--- start of DATA FOR THIS TASK ---

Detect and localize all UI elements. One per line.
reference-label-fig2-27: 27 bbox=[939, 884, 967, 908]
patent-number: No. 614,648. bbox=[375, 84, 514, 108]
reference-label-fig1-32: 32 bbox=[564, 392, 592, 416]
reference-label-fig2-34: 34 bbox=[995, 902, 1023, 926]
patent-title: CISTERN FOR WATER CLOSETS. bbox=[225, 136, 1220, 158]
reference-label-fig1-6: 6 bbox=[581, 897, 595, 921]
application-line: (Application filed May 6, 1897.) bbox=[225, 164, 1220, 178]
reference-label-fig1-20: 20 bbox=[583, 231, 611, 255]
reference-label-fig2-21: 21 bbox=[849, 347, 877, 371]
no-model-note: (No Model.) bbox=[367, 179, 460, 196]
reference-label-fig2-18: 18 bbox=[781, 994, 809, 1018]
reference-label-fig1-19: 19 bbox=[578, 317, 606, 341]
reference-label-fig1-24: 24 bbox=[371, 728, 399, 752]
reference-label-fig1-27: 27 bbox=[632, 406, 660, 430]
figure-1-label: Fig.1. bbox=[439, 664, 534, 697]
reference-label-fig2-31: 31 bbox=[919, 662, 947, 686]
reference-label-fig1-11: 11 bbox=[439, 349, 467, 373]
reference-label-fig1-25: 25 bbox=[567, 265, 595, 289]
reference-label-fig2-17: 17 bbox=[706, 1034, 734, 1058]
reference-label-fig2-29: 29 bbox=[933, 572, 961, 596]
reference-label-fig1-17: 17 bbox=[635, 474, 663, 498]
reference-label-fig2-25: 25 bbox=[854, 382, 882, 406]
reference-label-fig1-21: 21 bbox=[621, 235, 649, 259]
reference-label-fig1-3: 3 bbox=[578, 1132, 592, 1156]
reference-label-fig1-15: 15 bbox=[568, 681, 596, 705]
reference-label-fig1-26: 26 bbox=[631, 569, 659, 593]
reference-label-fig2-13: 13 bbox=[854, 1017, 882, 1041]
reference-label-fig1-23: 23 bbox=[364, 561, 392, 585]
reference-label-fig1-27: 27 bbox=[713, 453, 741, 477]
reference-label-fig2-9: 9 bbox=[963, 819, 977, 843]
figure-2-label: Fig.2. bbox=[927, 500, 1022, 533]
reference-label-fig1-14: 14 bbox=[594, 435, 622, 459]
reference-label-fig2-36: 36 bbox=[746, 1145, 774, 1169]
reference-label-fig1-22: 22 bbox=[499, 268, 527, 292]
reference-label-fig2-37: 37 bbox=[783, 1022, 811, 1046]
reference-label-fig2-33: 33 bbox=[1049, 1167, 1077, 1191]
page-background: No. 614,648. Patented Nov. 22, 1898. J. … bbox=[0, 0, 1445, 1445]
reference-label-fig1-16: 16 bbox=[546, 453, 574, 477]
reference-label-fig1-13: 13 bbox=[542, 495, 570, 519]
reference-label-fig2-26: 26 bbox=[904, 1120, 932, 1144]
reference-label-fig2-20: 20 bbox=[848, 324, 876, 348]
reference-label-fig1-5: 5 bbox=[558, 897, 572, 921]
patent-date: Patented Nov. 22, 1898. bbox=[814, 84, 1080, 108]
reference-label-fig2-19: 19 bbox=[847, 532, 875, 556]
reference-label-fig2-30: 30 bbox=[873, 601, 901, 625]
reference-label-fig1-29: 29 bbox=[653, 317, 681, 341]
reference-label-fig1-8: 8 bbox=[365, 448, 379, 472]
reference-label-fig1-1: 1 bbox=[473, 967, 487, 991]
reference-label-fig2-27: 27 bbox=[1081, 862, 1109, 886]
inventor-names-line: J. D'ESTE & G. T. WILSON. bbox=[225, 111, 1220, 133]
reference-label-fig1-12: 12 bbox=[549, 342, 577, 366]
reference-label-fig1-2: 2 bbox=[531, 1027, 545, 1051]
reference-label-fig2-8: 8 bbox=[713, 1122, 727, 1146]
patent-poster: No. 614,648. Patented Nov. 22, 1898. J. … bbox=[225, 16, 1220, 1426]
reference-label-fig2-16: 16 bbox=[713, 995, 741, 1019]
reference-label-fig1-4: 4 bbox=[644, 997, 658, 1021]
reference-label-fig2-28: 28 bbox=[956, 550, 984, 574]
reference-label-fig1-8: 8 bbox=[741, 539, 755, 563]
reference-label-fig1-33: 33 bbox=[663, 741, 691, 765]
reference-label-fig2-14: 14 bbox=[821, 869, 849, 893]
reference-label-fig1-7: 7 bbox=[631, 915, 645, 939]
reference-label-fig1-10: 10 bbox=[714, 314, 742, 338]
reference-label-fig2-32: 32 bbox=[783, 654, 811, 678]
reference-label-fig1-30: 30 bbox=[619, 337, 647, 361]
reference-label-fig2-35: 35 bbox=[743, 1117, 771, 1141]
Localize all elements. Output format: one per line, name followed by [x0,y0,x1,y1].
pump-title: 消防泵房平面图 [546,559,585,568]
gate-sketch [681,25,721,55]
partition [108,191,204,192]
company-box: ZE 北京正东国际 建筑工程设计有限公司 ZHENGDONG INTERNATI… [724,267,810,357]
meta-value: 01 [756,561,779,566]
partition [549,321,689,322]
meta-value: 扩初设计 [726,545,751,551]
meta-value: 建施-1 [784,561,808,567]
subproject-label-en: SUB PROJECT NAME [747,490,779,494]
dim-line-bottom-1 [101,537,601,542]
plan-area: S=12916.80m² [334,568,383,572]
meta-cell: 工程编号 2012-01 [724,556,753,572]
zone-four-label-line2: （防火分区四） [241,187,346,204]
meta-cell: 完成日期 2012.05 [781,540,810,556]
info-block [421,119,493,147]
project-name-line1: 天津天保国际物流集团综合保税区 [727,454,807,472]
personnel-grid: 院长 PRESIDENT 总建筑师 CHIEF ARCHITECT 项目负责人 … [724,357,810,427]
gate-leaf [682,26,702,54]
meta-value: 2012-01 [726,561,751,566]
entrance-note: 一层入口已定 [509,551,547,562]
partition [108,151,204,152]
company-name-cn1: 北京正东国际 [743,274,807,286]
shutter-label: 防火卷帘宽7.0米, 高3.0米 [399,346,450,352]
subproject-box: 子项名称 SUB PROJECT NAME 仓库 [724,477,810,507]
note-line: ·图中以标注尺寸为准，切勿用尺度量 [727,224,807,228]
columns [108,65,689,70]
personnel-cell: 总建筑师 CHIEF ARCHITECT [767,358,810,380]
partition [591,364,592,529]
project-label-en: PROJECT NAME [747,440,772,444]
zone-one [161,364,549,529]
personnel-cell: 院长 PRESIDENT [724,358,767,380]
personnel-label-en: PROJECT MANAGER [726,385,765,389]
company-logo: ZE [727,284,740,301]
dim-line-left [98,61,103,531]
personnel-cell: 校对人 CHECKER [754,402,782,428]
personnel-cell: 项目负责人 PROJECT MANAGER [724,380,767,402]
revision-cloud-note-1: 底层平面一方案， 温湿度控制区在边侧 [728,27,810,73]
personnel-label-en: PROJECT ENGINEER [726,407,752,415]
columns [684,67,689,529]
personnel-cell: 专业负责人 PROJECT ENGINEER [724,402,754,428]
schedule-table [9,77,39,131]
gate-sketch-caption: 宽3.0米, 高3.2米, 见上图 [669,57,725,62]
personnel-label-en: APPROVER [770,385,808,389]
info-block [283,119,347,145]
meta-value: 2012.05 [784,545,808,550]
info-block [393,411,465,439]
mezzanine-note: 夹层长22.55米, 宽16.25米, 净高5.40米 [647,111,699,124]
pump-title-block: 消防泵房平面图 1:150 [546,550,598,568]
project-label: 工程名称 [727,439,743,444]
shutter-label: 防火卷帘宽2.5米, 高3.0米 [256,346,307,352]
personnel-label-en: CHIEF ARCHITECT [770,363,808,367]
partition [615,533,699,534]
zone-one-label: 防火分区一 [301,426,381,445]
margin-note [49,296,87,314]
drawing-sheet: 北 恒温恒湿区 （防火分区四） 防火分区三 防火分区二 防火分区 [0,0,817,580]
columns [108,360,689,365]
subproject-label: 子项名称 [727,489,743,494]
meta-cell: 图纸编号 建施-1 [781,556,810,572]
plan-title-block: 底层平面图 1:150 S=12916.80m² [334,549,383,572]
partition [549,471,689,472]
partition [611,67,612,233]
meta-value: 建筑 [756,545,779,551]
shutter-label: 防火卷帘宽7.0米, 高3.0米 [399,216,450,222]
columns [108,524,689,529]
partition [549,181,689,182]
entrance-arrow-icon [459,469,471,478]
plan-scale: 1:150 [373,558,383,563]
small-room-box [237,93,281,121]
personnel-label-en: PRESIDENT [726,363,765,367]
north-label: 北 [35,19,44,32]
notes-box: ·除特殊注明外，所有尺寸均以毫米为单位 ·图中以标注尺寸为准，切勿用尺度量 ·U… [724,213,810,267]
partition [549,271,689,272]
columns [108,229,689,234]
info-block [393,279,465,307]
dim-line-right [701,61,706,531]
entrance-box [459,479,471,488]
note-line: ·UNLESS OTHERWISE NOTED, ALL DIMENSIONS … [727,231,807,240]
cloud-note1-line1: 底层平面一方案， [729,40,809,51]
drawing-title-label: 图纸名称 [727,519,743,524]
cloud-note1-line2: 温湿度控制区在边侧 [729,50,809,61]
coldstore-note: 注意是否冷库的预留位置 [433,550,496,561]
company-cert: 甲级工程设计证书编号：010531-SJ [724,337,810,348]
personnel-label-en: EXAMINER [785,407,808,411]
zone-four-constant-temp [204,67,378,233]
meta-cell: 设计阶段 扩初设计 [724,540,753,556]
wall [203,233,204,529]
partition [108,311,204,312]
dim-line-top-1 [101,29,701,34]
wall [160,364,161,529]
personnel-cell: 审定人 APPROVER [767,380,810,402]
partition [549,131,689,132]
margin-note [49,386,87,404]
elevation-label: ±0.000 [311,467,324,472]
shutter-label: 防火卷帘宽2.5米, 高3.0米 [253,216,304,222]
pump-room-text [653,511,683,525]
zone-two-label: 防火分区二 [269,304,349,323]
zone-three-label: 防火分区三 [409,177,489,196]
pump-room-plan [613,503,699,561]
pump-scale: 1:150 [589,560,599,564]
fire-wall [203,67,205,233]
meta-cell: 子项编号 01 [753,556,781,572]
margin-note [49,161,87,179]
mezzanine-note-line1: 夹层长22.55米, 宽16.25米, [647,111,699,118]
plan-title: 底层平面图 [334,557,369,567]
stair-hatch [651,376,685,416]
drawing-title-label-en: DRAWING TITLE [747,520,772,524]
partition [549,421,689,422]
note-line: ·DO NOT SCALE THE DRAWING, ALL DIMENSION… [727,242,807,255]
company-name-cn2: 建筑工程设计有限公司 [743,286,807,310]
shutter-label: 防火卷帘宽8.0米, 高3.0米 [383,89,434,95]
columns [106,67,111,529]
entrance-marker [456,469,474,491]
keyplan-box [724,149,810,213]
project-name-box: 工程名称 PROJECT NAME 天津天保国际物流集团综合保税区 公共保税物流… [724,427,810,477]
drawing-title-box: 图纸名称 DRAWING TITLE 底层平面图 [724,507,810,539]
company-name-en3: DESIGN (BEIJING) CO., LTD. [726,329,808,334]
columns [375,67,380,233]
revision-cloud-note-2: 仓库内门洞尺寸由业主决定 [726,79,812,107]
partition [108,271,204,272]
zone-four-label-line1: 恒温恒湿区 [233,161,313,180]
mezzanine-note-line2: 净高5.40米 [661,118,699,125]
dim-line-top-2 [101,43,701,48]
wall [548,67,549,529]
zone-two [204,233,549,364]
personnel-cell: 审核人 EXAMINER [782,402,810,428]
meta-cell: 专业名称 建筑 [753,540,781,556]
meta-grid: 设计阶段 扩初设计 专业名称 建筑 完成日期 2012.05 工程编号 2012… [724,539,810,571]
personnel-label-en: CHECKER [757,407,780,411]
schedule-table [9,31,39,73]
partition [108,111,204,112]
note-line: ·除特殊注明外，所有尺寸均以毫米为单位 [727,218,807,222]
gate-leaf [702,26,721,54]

--- end of DATA FOR THIS TASK ---

▸ **THE REQUEST**
Retype the items exactly as they appear, starting at the first line and stopping after the line that contains "reference-label-fig2-21: 21 bbox=[849, 347, 877, 371]".

▸ **EXERCISE OUTPUT**
Detect and localize all UI elements. One per line.
reference-label-fig2-27: 27 bbox=[939, 884, 967, 908]
patent-number: No. 614,648. bbox=[375, 84, 514, 108]
reference-label-fig1-32: 32 bbox=[564, 392, 592, 416]
reference-label-fig2-34: 34 bbox=[995, 902, 1023, 926]
patent-title: CISTERN FOR WATER CLOSETS. bbox=[225, 136, 1220, 158]
reference-label-fig1-6: 6 bbox=[581, 897, 595, 921]
application-line: (Application filed May 6, 1897.) bbox=[225, 164, 1220, 178]
reference-label-fig1-20: 20 bbox=[583, 231, 611, 255]
reference-label-fig2-21: 21 bbox=[849, 347, 877, 371]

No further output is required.